THE EXERCISE: Which lines hold the word "ensure"? Show each of them.
--- START ---
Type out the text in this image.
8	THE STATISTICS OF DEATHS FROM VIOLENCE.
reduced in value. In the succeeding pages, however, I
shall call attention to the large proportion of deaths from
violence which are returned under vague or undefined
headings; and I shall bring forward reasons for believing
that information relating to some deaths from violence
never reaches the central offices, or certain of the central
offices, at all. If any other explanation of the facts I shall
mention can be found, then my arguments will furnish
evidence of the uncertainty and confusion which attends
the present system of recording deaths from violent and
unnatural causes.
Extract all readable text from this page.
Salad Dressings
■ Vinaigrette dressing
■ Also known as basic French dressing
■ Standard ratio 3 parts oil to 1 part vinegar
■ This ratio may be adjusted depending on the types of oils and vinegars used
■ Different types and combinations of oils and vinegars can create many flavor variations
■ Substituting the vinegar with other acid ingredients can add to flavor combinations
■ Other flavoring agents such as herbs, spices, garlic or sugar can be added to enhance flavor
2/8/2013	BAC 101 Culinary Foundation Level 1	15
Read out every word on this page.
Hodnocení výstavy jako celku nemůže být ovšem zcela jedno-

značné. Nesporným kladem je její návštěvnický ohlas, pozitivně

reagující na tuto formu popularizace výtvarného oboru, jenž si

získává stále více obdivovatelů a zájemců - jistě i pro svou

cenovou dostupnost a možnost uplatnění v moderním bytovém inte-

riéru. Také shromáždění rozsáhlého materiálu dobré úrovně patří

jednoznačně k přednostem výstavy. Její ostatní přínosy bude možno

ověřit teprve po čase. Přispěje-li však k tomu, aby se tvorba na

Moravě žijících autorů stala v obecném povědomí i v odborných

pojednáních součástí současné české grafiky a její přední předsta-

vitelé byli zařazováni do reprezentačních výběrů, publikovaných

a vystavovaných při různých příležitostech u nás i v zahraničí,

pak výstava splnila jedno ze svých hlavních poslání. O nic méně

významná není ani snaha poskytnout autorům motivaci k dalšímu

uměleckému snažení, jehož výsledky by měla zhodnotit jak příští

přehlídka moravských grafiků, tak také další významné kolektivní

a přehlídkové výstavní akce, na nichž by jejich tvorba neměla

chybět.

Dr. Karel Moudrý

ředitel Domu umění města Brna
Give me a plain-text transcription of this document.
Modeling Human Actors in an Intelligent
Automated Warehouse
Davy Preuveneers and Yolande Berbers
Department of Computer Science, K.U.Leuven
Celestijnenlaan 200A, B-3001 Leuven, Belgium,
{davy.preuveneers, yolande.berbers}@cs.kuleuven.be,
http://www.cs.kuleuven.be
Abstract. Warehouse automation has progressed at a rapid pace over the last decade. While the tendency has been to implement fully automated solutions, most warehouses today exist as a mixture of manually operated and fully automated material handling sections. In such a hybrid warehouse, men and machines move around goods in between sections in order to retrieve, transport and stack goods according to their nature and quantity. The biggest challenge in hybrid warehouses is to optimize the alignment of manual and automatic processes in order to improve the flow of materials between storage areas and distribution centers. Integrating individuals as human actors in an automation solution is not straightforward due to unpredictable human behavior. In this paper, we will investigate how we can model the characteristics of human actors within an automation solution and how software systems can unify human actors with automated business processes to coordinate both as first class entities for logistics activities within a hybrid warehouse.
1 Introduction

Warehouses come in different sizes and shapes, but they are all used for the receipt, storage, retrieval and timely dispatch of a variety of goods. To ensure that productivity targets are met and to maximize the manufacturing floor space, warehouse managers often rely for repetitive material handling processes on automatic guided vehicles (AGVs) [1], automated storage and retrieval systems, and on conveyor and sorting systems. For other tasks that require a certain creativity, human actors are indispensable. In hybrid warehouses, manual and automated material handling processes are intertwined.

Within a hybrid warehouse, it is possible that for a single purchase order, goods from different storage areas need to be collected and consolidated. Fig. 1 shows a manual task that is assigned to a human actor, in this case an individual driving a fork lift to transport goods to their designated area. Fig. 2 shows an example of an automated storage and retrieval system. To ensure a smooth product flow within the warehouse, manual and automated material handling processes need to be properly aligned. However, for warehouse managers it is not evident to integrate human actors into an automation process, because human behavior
--- END ---
TASK RESULT:
Warehouses come in different sizes and shapes, but they are all used for the receipt, storage, retrieval and timely dispatch of a variety of goods. To ensure that productivity targets are met and to maximize the manufacturing floor space, warehouse managers often rely for repetitive material handling processes on automatic guided vehicles (AGVs) [1], automated storage and retrieval systems, and on conveyor and sorting systems. For other tasks that require a certain creativity, human actors are indispensable. In hybrid warehouses, manual and automated material handling processes are intertwined.
Within a hybrid warehouse, it is possible that for a single purchase order, goods from different storage areas need to be collected and consolidated. Fig. 1 shows a manual task that is assigned to a human actor, in this case an individual driving a fork lift to transport goods to their designated area. Fig. 2 shows an example of an automated storage and retrieval system. To ensure a smooth product flow within the warehouse, manual and automated material handling processes need to be properly aligned. However, for warehouse managers it is not evident to integrate human actors into an automation process, because human behavior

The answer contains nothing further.